- Work instructions
Scan the lines below; pull out those with "adobe".

■ ■ ■ ■

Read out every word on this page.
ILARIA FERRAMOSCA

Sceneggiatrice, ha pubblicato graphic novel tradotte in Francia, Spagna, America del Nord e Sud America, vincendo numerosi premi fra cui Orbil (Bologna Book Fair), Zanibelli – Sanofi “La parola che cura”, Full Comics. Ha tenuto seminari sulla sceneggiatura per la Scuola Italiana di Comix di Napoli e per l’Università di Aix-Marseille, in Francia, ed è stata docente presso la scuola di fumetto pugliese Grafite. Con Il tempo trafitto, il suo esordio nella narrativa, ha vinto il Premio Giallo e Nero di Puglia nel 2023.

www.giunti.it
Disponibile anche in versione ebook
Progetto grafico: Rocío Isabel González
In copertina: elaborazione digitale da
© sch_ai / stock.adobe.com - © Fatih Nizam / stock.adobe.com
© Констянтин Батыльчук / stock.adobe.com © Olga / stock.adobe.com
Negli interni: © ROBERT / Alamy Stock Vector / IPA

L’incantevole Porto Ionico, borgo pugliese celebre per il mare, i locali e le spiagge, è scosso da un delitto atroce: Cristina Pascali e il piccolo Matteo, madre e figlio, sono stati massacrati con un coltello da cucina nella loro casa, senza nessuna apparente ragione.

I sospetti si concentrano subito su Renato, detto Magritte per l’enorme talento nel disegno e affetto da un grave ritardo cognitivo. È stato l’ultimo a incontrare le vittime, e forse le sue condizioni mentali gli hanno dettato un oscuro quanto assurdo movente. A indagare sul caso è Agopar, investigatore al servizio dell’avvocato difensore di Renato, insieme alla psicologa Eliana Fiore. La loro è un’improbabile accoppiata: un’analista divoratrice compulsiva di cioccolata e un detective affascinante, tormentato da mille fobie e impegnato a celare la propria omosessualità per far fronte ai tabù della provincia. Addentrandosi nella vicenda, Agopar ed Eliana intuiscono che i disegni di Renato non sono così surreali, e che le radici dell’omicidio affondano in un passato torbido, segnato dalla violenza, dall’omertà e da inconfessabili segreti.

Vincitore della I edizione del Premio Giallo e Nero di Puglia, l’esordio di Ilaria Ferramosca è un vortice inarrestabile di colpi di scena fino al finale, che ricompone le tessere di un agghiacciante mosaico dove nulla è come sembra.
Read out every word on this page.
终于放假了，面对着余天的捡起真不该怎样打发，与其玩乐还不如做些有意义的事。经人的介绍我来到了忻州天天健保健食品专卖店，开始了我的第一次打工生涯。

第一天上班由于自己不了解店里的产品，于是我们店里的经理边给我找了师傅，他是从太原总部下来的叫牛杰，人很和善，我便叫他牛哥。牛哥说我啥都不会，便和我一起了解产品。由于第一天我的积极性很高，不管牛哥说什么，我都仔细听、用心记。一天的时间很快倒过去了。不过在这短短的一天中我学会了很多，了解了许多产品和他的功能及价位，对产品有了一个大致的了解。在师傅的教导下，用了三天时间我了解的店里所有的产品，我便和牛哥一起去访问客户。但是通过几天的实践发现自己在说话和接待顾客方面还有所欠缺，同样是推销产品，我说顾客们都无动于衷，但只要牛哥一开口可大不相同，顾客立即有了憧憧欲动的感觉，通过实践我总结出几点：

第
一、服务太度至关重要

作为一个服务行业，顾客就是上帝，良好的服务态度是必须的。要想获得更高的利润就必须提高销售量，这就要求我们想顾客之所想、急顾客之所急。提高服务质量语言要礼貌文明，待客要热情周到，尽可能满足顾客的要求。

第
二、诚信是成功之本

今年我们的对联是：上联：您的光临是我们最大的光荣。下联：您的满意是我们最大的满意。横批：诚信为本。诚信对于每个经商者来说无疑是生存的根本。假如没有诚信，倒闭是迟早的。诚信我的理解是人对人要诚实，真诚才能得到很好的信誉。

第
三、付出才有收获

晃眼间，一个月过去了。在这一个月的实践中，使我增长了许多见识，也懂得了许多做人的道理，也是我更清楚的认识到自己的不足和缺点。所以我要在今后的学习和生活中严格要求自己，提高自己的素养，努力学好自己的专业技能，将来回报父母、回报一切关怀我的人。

■ ■ ■ ■

- Answer to the exercise
© sch_ai / stock.adobe.com - © Fatih Nizam / stock.adobe.com
© Констянтин Батыльчук / stock.adobe.com © Olga / stock.adobe.com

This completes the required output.